Task brief
Return all lines from the listing below in which the string "title" occurs.

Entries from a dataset
::::::::::
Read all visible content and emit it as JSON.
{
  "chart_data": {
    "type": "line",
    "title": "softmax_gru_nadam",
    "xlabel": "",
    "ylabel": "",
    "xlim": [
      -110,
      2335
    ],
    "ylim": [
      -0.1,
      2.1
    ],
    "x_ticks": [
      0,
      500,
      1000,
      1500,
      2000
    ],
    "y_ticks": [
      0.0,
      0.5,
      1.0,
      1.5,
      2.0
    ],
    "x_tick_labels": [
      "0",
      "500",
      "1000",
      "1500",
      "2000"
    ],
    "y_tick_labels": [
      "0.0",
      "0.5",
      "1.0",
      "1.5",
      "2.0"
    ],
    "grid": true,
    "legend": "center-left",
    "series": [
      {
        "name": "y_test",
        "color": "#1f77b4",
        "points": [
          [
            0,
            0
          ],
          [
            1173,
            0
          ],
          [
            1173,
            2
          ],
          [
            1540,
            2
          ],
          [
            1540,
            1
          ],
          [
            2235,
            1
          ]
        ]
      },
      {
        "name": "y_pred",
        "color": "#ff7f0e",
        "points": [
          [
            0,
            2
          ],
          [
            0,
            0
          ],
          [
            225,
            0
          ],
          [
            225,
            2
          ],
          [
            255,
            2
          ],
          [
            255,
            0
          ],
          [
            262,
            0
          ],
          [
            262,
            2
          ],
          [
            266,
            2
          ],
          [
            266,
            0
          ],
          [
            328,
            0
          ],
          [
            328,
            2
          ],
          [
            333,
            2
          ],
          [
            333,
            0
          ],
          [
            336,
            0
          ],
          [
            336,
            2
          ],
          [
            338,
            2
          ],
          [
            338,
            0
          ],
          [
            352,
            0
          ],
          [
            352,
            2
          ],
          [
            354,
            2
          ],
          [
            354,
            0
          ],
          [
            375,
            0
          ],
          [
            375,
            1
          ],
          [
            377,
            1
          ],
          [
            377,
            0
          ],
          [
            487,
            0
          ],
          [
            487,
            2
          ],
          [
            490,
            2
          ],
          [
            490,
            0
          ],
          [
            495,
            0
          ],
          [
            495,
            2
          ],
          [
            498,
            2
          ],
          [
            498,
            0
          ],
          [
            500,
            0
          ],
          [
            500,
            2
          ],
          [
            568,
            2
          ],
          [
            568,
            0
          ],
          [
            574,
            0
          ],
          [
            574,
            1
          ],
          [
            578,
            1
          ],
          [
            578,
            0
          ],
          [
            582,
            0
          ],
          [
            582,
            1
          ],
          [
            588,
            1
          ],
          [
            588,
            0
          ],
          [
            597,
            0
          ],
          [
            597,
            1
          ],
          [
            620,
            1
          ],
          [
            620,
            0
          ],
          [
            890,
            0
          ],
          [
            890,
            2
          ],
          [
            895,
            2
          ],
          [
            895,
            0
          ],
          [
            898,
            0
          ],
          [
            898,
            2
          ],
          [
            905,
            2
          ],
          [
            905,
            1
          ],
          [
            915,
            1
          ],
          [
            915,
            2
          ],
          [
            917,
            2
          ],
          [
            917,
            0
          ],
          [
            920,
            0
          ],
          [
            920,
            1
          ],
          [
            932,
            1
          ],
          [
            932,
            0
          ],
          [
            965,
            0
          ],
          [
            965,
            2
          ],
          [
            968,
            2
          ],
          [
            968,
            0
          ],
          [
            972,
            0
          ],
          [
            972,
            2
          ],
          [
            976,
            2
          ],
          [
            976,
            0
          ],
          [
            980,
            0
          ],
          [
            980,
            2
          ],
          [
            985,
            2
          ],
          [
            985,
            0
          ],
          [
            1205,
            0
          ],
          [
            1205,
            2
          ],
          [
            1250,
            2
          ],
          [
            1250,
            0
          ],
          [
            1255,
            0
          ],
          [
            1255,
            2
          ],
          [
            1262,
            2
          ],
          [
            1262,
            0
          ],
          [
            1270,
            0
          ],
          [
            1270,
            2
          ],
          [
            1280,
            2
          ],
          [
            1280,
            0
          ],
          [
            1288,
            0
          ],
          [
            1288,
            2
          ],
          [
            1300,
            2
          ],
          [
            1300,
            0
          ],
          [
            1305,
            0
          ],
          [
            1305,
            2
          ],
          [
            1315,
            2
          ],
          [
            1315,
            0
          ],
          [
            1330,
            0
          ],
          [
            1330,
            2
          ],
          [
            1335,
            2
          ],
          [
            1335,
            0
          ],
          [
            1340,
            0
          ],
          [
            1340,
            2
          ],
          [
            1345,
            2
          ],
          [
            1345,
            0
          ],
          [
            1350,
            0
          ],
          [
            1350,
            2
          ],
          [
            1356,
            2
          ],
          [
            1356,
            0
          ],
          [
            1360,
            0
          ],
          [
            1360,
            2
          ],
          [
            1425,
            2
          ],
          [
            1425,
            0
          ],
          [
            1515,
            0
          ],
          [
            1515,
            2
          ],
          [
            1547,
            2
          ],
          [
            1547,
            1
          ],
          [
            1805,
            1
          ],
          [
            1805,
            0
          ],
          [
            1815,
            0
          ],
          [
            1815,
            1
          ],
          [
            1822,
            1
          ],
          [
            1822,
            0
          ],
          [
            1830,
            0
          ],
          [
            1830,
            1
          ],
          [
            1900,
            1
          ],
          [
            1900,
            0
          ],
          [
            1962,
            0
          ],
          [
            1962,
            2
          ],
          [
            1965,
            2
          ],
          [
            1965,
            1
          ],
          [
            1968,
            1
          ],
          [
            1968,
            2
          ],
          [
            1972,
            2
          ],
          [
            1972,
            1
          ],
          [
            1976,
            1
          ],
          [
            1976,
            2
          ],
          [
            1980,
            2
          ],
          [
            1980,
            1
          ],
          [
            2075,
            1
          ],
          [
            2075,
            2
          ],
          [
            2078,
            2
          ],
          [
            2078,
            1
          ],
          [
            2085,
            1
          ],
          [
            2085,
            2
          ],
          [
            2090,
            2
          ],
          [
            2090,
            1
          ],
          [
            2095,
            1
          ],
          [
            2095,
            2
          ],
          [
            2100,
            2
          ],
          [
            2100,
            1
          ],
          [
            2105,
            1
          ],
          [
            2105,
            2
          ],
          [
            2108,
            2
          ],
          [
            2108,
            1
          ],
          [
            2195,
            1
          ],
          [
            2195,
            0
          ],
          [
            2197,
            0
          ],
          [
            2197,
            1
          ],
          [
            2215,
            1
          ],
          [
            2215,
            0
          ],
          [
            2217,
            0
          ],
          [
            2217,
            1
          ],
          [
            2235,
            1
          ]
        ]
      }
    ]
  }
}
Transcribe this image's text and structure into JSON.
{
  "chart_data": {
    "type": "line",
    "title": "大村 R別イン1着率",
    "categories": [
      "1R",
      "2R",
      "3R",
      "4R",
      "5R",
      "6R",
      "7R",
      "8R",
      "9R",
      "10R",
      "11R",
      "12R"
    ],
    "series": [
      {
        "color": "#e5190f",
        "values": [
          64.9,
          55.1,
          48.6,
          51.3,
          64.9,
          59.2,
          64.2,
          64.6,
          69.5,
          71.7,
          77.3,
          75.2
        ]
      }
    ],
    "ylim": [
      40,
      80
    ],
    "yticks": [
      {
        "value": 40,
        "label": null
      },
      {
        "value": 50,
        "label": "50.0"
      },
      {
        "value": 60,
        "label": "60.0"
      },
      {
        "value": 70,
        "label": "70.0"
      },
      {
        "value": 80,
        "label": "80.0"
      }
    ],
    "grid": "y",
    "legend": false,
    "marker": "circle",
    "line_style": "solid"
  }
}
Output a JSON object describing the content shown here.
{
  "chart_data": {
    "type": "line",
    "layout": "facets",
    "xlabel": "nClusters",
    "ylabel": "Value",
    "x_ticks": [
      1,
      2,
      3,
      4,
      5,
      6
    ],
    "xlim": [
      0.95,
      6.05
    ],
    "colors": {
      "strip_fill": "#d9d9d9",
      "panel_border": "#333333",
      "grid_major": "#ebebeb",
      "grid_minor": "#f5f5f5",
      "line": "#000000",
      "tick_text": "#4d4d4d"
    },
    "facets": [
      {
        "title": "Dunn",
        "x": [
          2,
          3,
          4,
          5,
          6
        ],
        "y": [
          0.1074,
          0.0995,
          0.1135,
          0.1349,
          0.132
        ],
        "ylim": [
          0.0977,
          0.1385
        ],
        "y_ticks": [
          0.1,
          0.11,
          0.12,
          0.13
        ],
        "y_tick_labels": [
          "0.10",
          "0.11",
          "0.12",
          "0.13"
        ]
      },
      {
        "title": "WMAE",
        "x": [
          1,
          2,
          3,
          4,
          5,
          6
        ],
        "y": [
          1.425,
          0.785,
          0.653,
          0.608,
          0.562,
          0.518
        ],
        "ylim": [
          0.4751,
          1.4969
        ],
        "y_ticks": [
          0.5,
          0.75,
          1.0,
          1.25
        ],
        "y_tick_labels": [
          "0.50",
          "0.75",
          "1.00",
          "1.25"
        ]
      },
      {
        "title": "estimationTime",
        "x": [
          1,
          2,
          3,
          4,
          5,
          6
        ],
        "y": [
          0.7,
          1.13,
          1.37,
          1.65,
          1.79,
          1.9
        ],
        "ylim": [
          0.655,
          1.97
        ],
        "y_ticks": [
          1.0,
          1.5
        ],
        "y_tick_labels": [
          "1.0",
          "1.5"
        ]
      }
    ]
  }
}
::::::::::
Task output
    "title": "softmax_gru_nadam",
    "title": "大村 R別イン1着率",
        "title": "Dunn",
        "title": "WMAE",
        "title": "estimationTime",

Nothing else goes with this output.